* Directive
Exclude all pictures, then copy each of the records exactly as written.

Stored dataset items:
+ + + + + + +

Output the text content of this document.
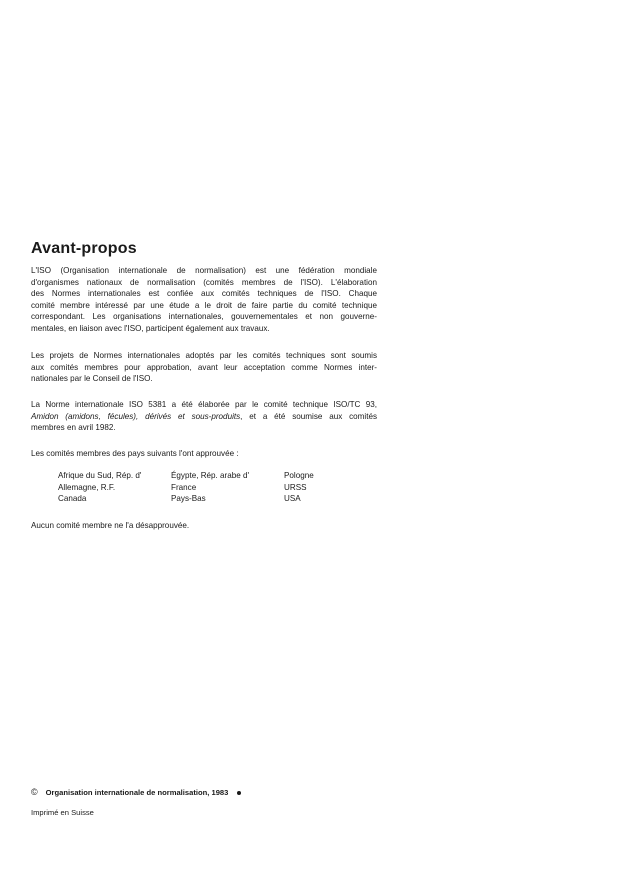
Avant-propos

L'ISO (Organisation internationale de normalisation) est une fédération mondiale
d'organismes nationaux de normalisation (comités membres de l'ISO). L'élaboration
des Normes internationales est confiée aux comités techniques de l'ISO. Chaque
comité membre intéressé par une étude a le droit de faire partie du comité technique
correspondant. Les organisations internationales, gouvernementales et non gouverne-
mentales, en liaison avec l'ISO, participent également aux travaux.

Les projets de Normes internationales adoptés par les comités techniques sont soumis
aux comités membres pour approbation, avant leur acceptation comme Normes inter-
nationales par le Conseil de l'ISO.

La Norme internationale ISO 5381 a été élaborée par le comité technique ISO/TC 93,
Amidon (amidons, fécules), dérivés et sous-produits, et a été soumise aux comités
membres en avril 1982.

Les comités membres des pays suivants l'ont approuvée :

Afrique du Sud, Rép. d'
Allemagne, R.F.
Canada
Égypte, Rép. arabe d'
France
Pays-Bas
Pologne
URSS
USA

Aucun comité membre ne l'a désapprouvée.

© Organisation internationale de normalisation, 1983
Imprimé en Suisse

+ + + + + + +

* Answer in full
Output the text content of this document.
Avant-propos

L'ISO (Organisation internationale de normalisation) est une fédération mondiale
d'organismes nationaux de normalisation (comités membres de l'ISO). L'élaboration
des Normes internationales est confiée aux comités techniques de l'ISO. Chaque
comité membre intéressé par une étude a le droit de faire partie du comité technique
correspondant. Les organisations internationales, gouvernementales et non gouverne-
mentales, en liaison avec l'ISO, participent également aux travaux.

Les projets de Normes internationales adoptés par les comités techniques sont soumis
aux comités membres pour approbation, avant leur acceptation comme Normes inter-
nationales par le Conseil de l'ISO.

La Norme internationale ISO 5381 a été élaborée par le comité technique ISO/TC 93,
Amidon (amidons, fécules), dérivés et sous-produits, et a été soumise aux comités
membres en avril 1982.

Les comités membres des pays suivants l'ont approuvée :

Afrique du Sud, Rép. d'
Allemagne, R.F.
Canada
Égypte, Rép. arabe d'
France
Pays-Bas
Pologne
URSS
USA

Aucun comité membre ne l'a désapprouvée.

© Organisation internationale de normalisation, 1983
Imprimé en Suisse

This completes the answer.